Below is a block of records. Copy every line in it that contains the word "JSON".

Begin Exercise input

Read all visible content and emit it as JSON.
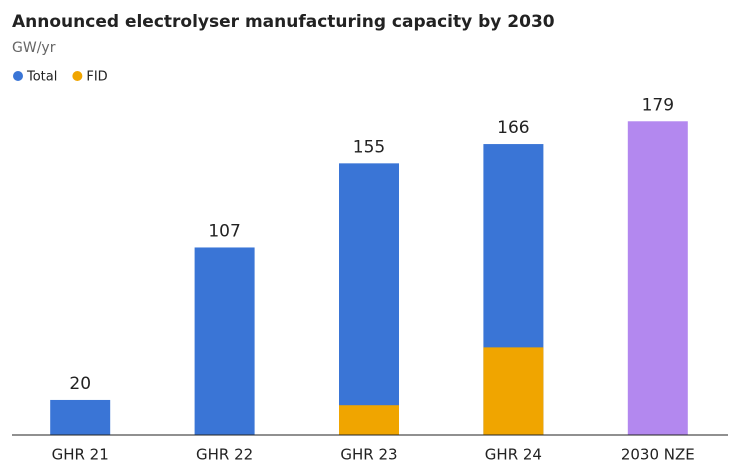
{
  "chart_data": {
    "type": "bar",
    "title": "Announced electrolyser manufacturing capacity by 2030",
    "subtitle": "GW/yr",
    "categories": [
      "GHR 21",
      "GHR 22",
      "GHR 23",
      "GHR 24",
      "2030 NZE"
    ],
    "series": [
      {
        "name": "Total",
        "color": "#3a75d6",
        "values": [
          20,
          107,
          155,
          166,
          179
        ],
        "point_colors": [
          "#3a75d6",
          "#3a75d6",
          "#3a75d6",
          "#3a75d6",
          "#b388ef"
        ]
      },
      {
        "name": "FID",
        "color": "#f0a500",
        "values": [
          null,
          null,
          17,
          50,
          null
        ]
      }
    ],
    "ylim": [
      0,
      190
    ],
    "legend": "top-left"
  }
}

End Exercise input
Begin Exercise input

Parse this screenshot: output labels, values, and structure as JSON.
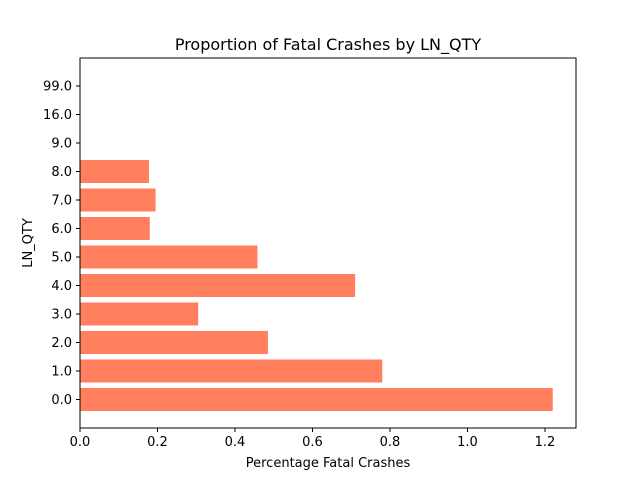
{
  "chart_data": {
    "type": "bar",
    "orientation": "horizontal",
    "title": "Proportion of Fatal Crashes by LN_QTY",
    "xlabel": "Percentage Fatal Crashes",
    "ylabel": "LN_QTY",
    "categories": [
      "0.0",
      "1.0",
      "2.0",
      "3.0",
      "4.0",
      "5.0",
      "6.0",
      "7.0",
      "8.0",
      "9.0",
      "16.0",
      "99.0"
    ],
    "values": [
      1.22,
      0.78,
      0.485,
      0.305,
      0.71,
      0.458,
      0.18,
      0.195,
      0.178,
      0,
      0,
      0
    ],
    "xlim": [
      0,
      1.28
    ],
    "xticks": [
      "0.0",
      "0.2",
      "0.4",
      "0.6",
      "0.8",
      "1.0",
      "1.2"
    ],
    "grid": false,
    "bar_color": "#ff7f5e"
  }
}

End Exercise input

# Full output
Read all visible content and emit it as JSON.
Parse this screenshot: output labels, values, and structure as JSON.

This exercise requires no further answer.